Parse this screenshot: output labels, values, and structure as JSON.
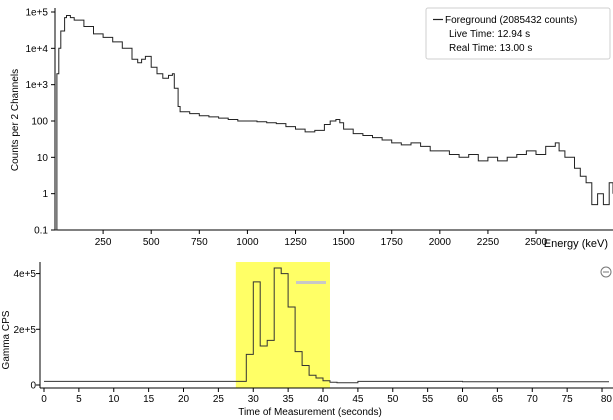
{
  "spectrum": {
    "y_axis_label": "Counts per 2 Channels",
    "x_axis_label": "Energy (keV)",
    "y_tick_labels": [
      "1e+5",
      "1e+4",
      "1e+3",
      "100",
      "10",
      "1",
      "0.1"
    ],
    "x_tick_labels": [
      "250",
      "500",
      "750",
      "1000",
      "1250",
      "1500",
      "1750",
      "2000",
      "2250",
      "2500"
    ],
    "legend": {
      "series_label": "Foreground (2085432 counts)",
      "live_time": "Live Time: 12.94 s",
      "real_time": "Real Time: 13.00 s"
    }
  },
  "time_chart": {
    "y_axis_label": "Gamma CPS",
    "x_axis_label": "Time of Measurement (seconds)",
    "y_tick_labels": [
      "4e+5",
      "2e+5",
      "0"
    ],
    "x_tick_labels": [
      "0",
      "5",
      "10",
      "15",
      "20",
      "25",
      "30",
      "35",
      "40",
      "45",
      "50",
      "55",
      "60",
      "65",
      "70",
      "75",
      "80"
    ],
    "highlight_color": "#ffff66",
    "line_color": "#333333"
  },
  "chart_data": [
    {
      "type": "line",
      "ylabel": "Counts per 2 Channels",
      "xlabel": "Energy (keV)",
      "yscale": "log",
      "ylim": [
        0.1,
        100000
      ],
      "xlim": [
        0,
        2900
      ],
      "grid": false,
      "legend_position": "top-right",
      "series": [
        {
          "name": "Foreground (2085432 counts)",
          "x": [
            0,
            10,
            20,
            30,
            50,
            60,
            80,
            100,
            150,
            200,
            250,
            300,
            350,
            400,
            430,
            450,
            470,
            500,
            530,
            560,
            590,
            610,
            620,
            640,
            650,
            700,
            750,
            800,
            850,
            900,
            950,
            1000,
            1050,
            1100,
            1150,
            1200,
            1250,
            1300,
            1350,
            1400,
            1430,
            1460,
            1480,
            1500,
            1550,
            1600,
            1650,
            1700,
            1750,
            1800,
            1850,
            1900,
            1950,
            2000,
            2050,
            2100,
            2150,
            2200,
            2250,
            2300,
            2350,
            2400,
            2450,
            2500,
            2550,
            2600,
            2620,
            2650,
            2700,
            2730,
            2760,
            2790,
            2820,
            2850,
            2880,
            2900
          ],
          "y": [
            0.1,
            2000,
            10000,
            30000,
            70000,
            80000,
            70000,
            60000,
            40000,
            25000,
            20000,
            15000,
            10000,
            5000,
            4000,
            5000,
            6000,
            3000,
            2000,
            1500,
            1800,
            2000,
            800,
            250,
            180,
            160,
            140,
            130,
            120,
            110,
            100,
            100,
            95,
            90,
            85,
            70,
            60,
            50,
            55,
            80,
            100,
            110,
            90,
            60,
            45,
            40,
            35,
            30,
            25,
            22,
            25,
            20,
            15,
            15,
            12,
            10,
            12,
            8,
            10,
            8,
            10,
            12,
            15,
            12,
            20,
            25,
            15,
            10,
            5,
            3,
            2,
            0.5,
            1,
            0.5,
            2,
            1
          ]
        }
      ]
    },
    {
      "type": "line",
      "ylabel": "Gamma CPS",
      "xlabel": "Time of Measurement (seconds)",
      "ylim": [
        0,
        420000
      ],
      "xlim": [
        0,
        81
      ],
      "grid": false,
      "highlight_region": [
        27.5,
        41
      ],
      "series": [
        {
          "x": [
            0,
            27,
            28,
            29,
            30,
            31,
            32,
            33,
            33.5,
            34,
            35,
            36,
            37,
            38,
            39,
            40,
            41,
            42,
            45,
            50,
            60,
            70,
            81
          ],
          "y": [
            13000,
            13000,
            13000,
            110000,
            370000,
            140000,
            160000,
            420000,
            420000,
            400000,
            280000,
            120000,
            70000,
            35000,
            25000,
            15000,
            10000,
            8000,
            13000,
            13000,
            12000,
            12000,
            12000
          ]
        }
      ]
    }
  ]
}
============
→ Instructions for the task
Out of the preceding entries, pull every line containing the string "xlabel".

→ Exercise solution
      "xlabel": "Energy (keV)",
      "xlabel": "Time of Measurement (seconds)",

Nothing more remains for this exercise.